■ **WHAT IS BEING ASKED**
Gather each line in the entries that includes the string "from".
---------- EXERCISE INPUTS
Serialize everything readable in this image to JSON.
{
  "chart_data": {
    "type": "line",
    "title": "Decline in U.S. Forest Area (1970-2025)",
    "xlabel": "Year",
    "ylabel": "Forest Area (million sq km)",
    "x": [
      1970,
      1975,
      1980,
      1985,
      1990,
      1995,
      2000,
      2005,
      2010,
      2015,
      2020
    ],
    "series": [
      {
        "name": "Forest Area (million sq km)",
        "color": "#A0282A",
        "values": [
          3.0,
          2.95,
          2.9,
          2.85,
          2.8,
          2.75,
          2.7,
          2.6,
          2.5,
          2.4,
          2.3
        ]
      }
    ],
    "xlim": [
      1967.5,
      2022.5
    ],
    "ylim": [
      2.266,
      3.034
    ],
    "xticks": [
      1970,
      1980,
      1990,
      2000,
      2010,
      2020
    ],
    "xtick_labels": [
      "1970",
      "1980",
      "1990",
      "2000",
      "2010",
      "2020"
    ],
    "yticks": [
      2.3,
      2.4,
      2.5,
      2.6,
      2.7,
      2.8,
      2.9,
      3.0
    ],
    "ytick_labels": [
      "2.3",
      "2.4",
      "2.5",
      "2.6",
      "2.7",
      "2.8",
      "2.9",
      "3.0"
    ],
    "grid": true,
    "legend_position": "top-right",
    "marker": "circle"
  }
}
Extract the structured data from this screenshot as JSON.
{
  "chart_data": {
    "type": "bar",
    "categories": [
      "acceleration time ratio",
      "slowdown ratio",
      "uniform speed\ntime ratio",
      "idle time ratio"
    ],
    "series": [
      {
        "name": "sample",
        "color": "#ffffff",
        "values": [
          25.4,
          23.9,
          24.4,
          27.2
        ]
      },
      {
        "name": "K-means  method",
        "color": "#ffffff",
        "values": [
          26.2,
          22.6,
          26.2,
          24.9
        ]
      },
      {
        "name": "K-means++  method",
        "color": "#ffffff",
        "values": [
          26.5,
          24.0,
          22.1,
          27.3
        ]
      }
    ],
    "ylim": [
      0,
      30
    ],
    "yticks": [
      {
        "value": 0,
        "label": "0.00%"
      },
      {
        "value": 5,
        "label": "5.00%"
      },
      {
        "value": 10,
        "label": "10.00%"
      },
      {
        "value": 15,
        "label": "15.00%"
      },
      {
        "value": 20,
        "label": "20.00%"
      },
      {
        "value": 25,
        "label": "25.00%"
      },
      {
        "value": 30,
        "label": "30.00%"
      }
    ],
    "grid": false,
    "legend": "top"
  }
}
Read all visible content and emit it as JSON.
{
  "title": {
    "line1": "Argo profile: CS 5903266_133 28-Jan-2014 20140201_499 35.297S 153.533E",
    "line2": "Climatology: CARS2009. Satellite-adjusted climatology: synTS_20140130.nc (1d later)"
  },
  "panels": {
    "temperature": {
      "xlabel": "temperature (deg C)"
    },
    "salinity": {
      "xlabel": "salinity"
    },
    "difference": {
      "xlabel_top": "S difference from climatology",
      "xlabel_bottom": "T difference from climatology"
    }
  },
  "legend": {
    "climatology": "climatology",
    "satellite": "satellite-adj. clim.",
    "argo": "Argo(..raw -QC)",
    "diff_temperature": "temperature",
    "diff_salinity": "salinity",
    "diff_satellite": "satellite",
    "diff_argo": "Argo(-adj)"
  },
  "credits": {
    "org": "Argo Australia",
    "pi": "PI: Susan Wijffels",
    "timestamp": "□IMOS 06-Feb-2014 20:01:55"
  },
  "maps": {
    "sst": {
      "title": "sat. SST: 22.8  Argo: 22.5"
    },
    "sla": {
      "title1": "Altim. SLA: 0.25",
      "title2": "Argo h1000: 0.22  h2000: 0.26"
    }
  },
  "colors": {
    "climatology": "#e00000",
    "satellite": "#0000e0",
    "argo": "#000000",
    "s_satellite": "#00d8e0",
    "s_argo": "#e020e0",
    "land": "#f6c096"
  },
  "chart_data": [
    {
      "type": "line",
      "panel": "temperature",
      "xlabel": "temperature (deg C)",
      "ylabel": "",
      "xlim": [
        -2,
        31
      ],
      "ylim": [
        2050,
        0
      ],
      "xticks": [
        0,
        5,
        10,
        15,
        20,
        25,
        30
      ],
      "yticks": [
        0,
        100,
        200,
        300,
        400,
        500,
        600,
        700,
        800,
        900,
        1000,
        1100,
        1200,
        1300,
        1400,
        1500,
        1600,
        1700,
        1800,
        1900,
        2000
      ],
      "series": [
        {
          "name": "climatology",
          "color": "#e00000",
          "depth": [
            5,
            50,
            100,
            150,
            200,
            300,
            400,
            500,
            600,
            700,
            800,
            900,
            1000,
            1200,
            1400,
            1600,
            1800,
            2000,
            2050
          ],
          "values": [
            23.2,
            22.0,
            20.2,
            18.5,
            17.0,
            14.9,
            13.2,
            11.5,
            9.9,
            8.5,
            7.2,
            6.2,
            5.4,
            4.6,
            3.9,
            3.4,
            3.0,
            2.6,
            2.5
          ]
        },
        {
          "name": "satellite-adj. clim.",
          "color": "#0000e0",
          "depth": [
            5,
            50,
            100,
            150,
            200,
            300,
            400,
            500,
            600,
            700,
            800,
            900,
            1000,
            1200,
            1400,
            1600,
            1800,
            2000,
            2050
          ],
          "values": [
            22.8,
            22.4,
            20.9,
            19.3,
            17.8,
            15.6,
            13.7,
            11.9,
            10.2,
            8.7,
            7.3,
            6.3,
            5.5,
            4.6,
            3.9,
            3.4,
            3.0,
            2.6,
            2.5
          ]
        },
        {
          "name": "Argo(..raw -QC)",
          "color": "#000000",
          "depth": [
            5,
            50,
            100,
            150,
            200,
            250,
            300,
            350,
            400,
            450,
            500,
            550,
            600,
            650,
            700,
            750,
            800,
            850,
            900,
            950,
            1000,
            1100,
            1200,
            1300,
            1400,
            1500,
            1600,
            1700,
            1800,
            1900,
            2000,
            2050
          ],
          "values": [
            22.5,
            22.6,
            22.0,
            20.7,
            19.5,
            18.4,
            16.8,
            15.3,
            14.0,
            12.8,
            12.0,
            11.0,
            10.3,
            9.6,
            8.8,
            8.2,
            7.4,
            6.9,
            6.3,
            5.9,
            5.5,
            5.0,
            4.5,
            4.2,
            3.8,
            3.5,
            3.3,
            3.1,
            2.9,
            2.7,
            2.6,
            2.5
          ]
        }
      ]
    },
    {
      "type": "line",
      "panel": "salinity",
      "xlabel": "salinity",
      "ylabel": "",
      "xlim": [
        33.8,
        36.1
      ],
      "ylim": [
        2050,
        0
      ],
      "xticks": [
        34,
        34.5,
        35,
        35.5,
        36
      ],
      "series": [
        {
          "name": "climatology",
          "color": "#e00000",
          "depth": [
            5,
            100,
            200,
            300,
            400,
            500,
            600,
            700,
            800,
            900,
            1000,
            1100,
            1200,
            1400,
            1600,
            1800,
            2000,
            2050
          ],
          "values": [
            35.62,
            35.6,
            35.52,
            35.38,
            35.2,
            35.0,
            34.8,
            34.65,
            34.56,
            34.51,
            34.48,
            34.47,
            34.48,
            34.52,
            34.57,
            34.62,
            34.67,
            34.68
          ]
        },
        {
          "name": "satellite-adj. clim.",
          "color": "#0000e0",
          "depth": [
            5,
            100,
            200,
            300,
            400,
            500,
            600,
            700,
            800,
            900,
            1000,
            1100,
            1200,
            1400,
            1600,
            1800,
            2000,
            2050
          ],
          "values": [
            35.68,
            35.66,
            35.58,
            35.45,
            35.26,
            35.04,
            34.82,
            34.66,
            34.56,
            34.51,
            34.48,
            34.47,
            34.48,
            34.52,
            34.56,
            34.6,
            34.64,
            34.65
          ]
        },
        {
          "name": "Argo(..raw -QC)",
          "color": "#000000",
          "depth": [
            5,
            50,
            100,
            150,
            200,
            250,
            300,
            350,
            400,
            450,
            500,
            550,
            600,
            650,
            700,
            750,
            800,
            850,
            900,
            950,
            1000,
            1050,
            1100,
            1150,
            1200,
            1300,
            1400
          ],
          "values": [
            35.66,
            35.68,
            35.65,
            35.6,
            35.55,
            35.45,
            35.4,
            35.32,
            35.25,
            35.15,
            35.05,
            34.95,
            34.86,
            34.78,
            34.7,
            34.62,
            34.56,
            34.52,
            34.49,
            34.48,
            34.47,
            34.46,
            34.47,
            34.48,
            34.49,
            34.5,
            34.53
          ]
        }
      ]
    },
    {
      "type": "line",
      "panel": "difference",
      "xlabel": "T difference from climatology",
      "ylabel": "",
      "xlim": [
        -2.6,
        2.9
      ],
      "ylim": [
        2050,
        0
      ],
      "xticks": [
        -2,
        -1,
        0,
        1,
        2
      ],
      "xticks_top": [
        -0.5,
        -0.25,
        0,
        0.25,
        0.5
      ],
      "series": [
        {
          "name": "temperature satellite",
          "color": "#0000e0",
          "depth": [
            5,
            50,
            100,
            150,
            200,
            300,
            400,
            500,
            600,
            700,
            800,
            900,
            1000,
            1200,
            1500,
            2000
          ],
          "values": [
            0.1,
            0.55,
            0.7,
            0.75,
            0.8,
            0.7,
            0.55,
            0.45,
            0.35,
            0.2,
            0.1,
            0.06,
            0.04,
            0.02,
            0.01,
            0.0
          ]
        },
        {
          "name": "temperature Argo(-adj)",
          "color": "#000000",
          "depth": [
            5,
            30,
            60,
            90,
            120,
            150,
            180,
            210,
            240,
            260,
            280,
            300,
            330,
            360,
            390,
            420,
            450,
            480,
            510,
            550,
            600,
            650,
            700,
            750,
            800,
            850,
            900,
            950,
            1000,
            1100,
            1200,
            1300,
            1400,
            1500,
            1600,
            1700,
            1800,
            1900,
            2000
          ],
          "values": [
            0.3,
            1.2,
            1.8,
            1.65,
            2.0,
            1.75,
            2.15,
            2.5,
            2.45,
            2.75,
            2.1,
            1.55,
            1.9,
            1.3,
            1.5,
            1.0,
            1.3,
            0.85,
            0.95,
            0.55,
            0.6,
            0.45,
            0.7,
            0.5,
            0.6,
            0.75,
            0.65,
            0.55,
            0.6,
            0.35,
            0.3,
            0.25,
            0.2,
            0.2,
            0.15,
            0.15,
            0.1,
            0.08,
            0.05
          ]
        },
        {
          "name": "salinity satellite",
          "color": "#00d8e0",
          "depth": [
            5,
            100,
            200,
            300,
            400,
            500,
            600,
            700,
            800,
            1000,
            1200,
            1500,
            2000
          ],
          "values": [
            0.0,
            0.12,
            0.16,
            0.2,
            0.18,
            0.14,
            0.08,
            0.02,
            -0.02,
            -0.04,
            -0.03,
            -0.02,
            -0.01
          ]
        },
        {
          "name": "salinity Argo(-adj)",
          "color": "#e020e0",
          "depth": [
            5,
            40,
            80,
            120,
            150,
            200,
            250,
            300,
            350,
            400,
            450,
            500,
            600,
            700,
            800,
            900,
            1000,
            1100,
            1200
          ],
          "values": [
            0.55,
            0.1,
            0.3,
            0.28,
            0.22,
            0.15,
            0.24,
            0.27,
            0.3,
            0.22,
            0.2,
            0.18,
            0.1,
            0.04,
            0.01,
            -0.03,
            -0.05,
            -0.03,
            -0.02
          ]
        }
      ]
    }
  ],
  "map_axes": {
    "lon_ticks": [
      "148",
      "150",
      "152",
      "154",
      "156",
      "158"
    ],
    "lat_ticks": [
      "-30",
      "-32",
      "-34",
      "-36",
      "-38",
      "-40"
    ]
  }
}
--------------------
■ **RESULT FOR THIS TASK**
Extract the structured data from this screenshot as JSON.
      "xlabel_top": "S difference from climatology",
      "xlabel_bottom": "T difference from climatology"
      "xlabel": "T difference from climatology",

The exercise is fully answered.